» **Supplied material**
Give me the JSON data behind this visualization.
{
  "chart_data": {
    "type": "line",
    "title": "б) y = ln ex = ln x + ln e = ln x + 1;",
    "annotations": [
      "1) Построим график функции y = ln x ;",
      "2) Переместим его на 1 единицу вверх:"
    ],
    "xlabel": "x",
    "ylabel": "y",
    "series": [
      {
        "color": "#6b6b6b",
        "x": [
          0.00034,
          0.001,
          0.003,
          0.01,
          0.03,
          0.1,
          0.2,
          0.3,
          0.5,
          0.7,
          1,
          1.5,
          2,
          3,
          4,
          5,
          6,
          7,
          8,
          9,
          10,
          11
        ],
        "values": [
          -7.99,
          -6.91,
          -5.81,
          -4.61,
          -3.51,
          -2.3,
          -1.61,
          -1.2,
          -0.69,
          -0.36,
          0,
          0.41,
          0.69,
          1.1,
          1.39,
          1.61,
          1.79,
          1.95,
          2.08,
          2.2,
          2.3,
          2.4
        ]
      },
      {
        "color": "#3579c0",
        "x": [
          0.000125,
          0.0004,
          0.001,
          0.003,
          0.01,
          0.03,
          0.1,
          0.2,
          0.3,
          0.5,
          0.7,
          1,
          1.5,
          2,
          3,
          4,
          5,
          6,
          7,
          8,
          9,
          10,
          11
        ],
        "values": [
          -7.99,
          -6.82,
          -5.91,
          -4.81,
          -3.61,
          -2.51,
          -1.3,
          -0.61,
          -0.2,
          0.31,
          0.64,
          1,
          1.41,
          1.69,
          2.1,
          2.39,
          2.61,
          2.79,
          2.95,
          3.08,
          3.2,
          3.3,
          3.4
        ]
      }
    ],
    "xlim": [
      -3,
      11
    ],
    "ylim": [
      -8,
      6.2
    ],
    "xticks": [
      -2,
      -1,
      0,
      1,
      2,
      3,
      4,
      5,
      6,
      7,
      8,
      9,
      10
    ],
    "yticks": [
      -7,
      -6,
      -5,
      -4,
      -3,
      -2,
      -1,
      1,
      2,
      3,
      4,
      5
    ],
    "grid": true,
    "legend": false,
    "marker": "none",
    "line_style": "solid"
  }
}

» **Task**
Give back the data above exactly as it appears.

» **Expected answer**
Give me the JSON data behind this visualization.
{
  "chart_data": {
    "type": "line",
    "title": "б) y = ln ex = ln x + ln e = ln x + 1;",
    "annotations": [
      "1) Построим график функции y = ln x ;",
      "2) Переместим его на 1 единицу вверх:"
    ],
    "xlabel": "x",
    "ylabel": "y",
    "series": [
      {
        "color": "#6b6b6b",
        "x": [
          0.00034,
          0.001,
          0.003,
          0.01,
          0.03,
          0.1,
          0.2,
          0.3,
          0.5,
          0.7,
          1,
          1.5,
          2,
          3,
          4,
          5,
          6,
          7,
          8,
          9,
          10,
          11
        ],
        "values": [
          -7.99,
          -6.91,
          -5.81,
          -4.61,
          -3.51,
          -2.3,
          -1.61,
          -1.2,
          -0.69,
          -0.36,
          0,
          0.41,
          0.69,
          1.1,
          1.39,
          1.61,
          1.79,
          1.95,
          2.08,
          2.2,
          2.3,
          2.4
        ]
      },
      {
        "color": "#3579c0",
        "x": [
          0.000125,
          0.0004,
          0.001,
          0.003,
          0.01,
          0.03,
          0.1,
          0.2,
          0.3,
          0.5,
          0.7,
          1,
          1.5,
          2,
          3,
          4,
          5,
          6,
          7,
          8,
          9,
          10,
          11
        ],
        "values": [
          -7.99,
          -6.82,
          -5.91,
          -4.81,
          -3.61,
          -2.51,
          -1.3,
          -0.61,
          -0.2,
          0.31,
          0.64,
          1,
          1.41,
          1.69,
          2.1,
          2.39,
          2.61,
          2.79,
          2.95,
          3.08,
          3.2,
          3.3,
          3.4
        ]
      }
    ],
    "xlim": [
      -3,
      11
    ],
    "ylim": [
      -8,
      6.2
    ],
    "xticks": [
      -2,
      -1,
      0,
      1,
      2,
      3,
      4,
      5,
      6,
      7,
      8,
      9,
      10
    ],
    "yticks": [
      -7,
      -6,
      -5,
      -4,
      -3,
      -2,
      -1,
      1,
      2,
      3,
      4,
      5
    ],
    "grid": true,
    "legend": false,
    "marker": "none",
    "line_style": "solid"
  }
}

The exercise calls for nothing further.